What you will do -> Quote the listing below in its entirety.

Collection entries
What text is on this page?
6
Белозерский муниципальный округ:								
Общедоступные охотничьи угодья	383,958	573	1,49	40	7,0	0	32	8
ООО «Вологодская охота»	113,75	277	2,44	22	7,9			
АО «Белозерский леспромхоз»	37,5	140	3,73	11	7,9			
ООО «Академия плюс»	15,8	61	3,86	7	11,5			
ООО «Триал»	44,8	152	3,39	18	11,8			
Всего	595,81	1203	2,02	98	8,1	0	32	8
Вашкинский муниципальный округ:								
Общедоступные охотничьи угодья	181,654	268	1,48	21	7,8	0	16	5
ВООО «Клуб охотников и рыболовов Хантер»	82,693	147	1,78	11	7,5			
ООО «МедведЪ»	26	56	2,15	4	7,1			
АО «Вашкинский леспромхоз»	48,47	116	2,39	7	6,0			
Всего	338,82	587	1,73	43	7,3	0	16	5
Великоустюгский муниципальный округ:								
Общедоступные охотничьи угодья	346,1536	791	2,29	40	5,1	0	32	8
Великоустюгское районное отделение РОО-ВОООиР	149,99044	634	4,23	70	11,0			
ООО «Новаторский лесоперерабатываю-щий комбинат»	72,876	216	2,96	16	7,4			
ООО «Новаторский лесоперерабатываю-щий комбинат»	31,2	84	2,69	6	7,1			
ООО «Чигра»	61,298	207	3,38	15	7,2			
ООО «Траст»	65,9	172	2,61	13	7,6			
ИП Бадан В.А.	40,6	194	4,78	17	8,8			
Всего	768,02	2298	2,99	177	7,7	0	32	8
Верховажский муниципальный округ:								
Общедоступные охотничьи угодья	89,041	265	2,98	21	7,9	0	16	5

Task output ->
What text is on this page?
6
Белозерский муниципальный округ:								
Общедоступные охотничьи угодья	383,958	573	1,49	40	7,0	0	32	8
ООО «Вологодская охота»	113,75	277	2,44	22	7,9			
АО «Белозерский леспромхоз»	37,5	140	3,73	11	7,9			
ООО «Академия плюс»	15,8	61	3,86	7	11,5			
ООО «Триал»	44,8	152	3,39	18	11,8			
Всего	595,81	1203	2,02	98	8,1	0	32	8
Вашкинский муниципальный округ:								
Общедоступные охотничьи угодья	181,654	268	1,48	21	7,8	0	16	5
ВООО «Клуб охотников и рыболовов Хантер»	82,693	147	1,78	11	7,5			
ООО «МедведЪ»	26	56	2,15	4	7,1			
АО «Вашкинский леспромхоз»	48,47	116	2,39	7	6,0			
Всего	338,82	587	1,73	43	7,3	0	16	5
Великоустюгский муниципальный округ:								
Общедоступные охотничьи угодья	346,1536	791	2,29	40	5,1	0	32	8
Великоустюгское районное отделение РОО-ВОООиР	149,99044	634	4,23	70	11,0			
ООО «Новаторский лесоперерабатываю-щий комбинат»	72,876	216	2,96	16	7,4			
ООО «Новаторский лесоперерабатываю-щий комбинат»	31,2	84	2,69	6	7,1			
ООО «Чигра»	61,298	207	3,38	15	7,2			
ООО «Траст»	65,9	172	2,61	13	7,6			
ИП Бадан В.А.	40,6	194	4,78	17	8,8			
Всего	768,02	2298	2,99	177	7,7	0	32	8
Верховажский муниципальный округ:								
Общедоступные охотничьи угодья	89,041	265	2,98	21	7,9	0	16	5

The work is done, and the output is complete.